Excerpted passage:
--------------------------------------------------

It was an intriguing text message and grabbed my attention straight away – “Call now! Am on a fag break!”
It was thrilling and urgent – we were racing against the clock as if thrown together in a crime novel.
In fact, I’ve pencilled this message in as opening lines for the first chapter of my debut crime novel if I ever get around to writing one.
My imagination was firing up because Aberdeen is immersed in its Granite Noir crime-writing festival. The granite grittiness of the city has given birth to its own distinctive crime brand within the “Tartan Noir” genre, and top exponent Stuart MacBride is a leading light at the event.
Back to “the strange case of the mystery text”.
I began sketching a plot: a woman is held captive by human traffickers in an illegal hairdressing racket – and she was pleading with me via secret texts to spill the beans. But the evil gang was going to blow her up along with fellow captives in an old undergarment factory, and claim the insurance. My plot development was racing along beautifully, but something was gnawing away at me: I think I’ve seen this on Coronation Street already.
I’ll have to start again. Crime fiction isn’t as easy as it looks.
Actually, the text was real and a cue to call author Daisy Waugh in London, who is in Aberdeen to run a workshop for aspiring crime writers as part of Granite Noir this weekend. Suddenly I was having butterflies over Daisy.
“Fag break” was code for not much time for our interview and my thoughts were scrambled by the prospect of talking to “writing royalty”. Daisy Waugh, of course, has the blood of writing brilliance in her veins: father Auberon Waugh and grandfather Evelyn Waugh (author of classics Brideshead Revisited and Decline and Fall).
What could I say of any originality to someone who has heard it all and grew up surrounded by clever, witty people?

--------------------------------------------------

Aim of the exercise: Reproduce the Granite Noir column word for word, starting at the words "I began sketching" and stopping after "Coronation Street already.".

Dataset section:

--------------------------------------------------

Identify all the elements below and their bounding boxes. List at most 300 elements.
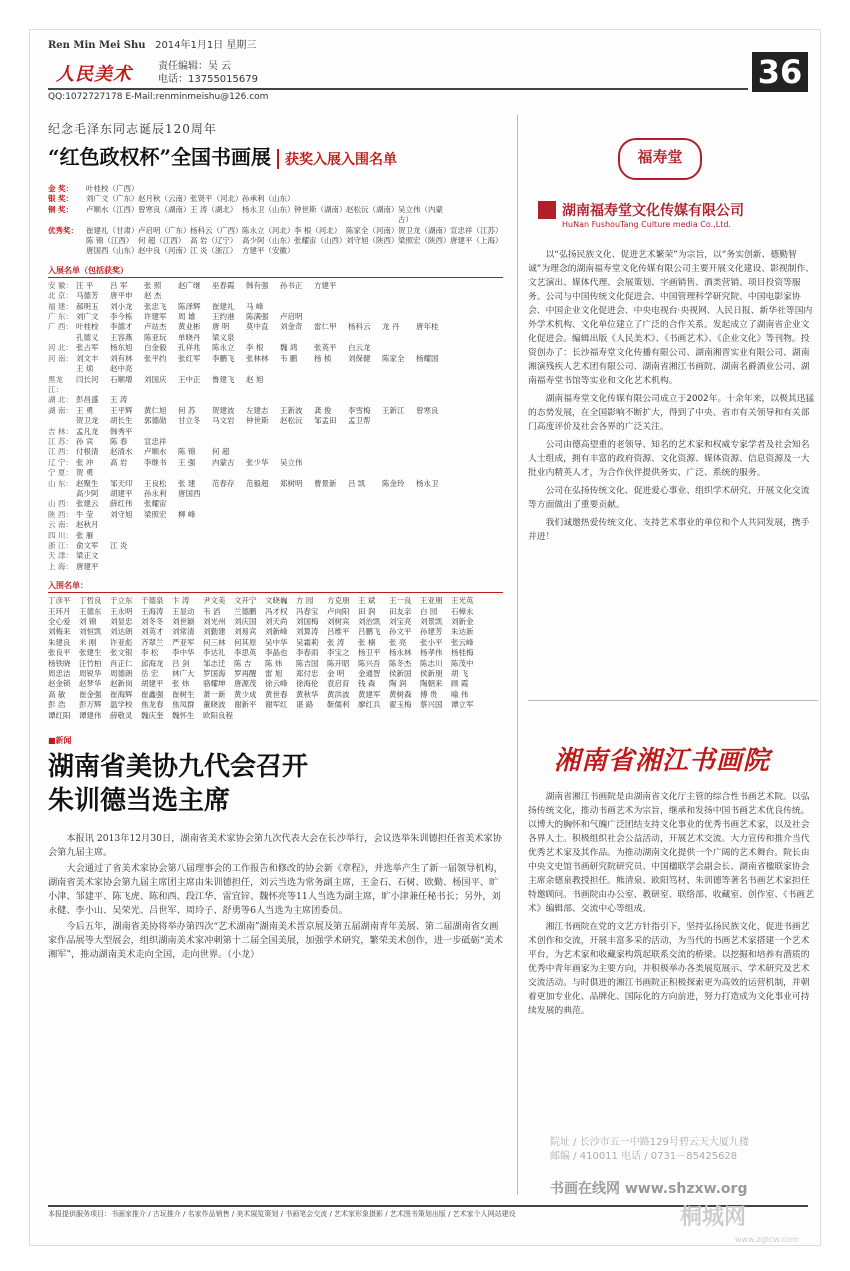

--------------------------------------------------

Right answer:
I began sketching a plot: a woman is held captive by human traffickers in an illegal hairdressing racket – and she was pleading with me via secret texts to spill the beans. But the evil gang was going to blow her up along with fellow captives in an old undergarment factory, and claim the insurance. My plot development was racing along beautifully, but something was gnawing away at me: I think I’ve seen this on Coronation Street already.